* [Stated problem]
Can you rewrite the rows starting at the one containing "- list-item-text: Near" and ending at the one containing "- hollow-square-bullet-icon: [80, 255, 86, 261]", changing "title-bar" to "header-bar" and leaving everything else as it is?

* [Input data]
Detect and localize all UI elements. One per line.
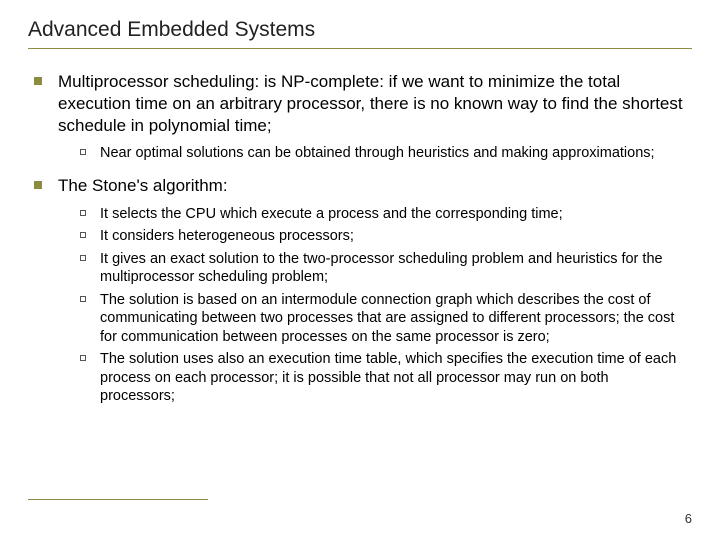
- list-item-text: Near optimal solutions can be obtained t…: [100, 144, 655, 163]
- title-bar: Advanced Embedded Systems: [28, 18, 692, 49]
- content-area: Multiprocessor scheduling: is NP-complet…: [28, 71, 692, 406]
- hollow-square-bullet-icon: [80, 255, 86, 261]
- list-item: Multiprocessor scheduling: is NP-complet…: [34, 71, 686, 136]
- list-item: The solution is based on an intermodule …: [80, 291, 686, 347]
- hollow-square-bullet-icon: [80, 149, 86, 155]
- list-item-text: The Stone's algorithm:: [58, 175, 228, 197]
- sublist: Near optimal solutions can be obtained t…: [34, 144, 686, 163]
- page-title: Advanced Embedded Systems: [28, 18, 692, 42]
- list-item-text: The solution uses also an execution time…: [100, 350, 686, 406]
- hollow-square-bullet-icon: [80, 355, 86, 361]
- list-item-text: It gives an exact solution to the two-pr…: [100, 250, 686, 287]
- footer-rule: [28, 499, 208, 500]
- list-item-text: It selects the CPU which execute a proce…: [100, 205, 563, 224]
- sublist: It selects the CPU which execute a proce…: [34, 205, 686, 406]
- list-item: It selects the CPU which execute a proce…: [80, 205, 686, 224]
- hollow-square-bullet-icon: [80, 210, 86, 216]
- list-item: The solution uses also an execution time…: [80, 350, 686, 406]
- list-item-text: The solution is based on an intermodule …: [100, 291, 686, 347]
- list-item: It considers heterogeneous processors;: [80, 227, 686, 246]
- list-item: It gives an exact solution to the two-pr…: [80, 250, 686, 287]
- hollow-square-bullet-icon: [80, 296, 86, 302]
- list-item: Near optimal solutions can be obtained t…: [80, 144, 686, 163]
- page-number: 6: [685, 511, 692, 526]
- list-item-text: It considers heterogeneous processors;: [100, 227, 354, 246]
- square-bullet-icon: [34, 77, 42, 85]
- list-item-text: Multiprocessor scheduling: is NP-complet…: [58, 71, 686, 136]
- square-bullet-icon: [34, 181, 42, 189]
- list-item: The Stone's algorithm:: [34, 175, 686, 197]
- hollow-square-bullet-icon: [80, 232, 86, 238]
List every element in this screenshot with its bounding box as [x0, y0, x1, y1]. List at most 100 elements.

* [Task response]
- list-item-text: Near optimal solutions can be obtained t…: [100, 144, 655, 163]
- header-bar: Advanced Embedded Systems: [28, 18, 692, 49]
- content-area: Multiprocessor scheduling: is NP-complet…: [28, 71, 692, 406]
- hollow-square-bullet-icon: [80, 255, 86, 261]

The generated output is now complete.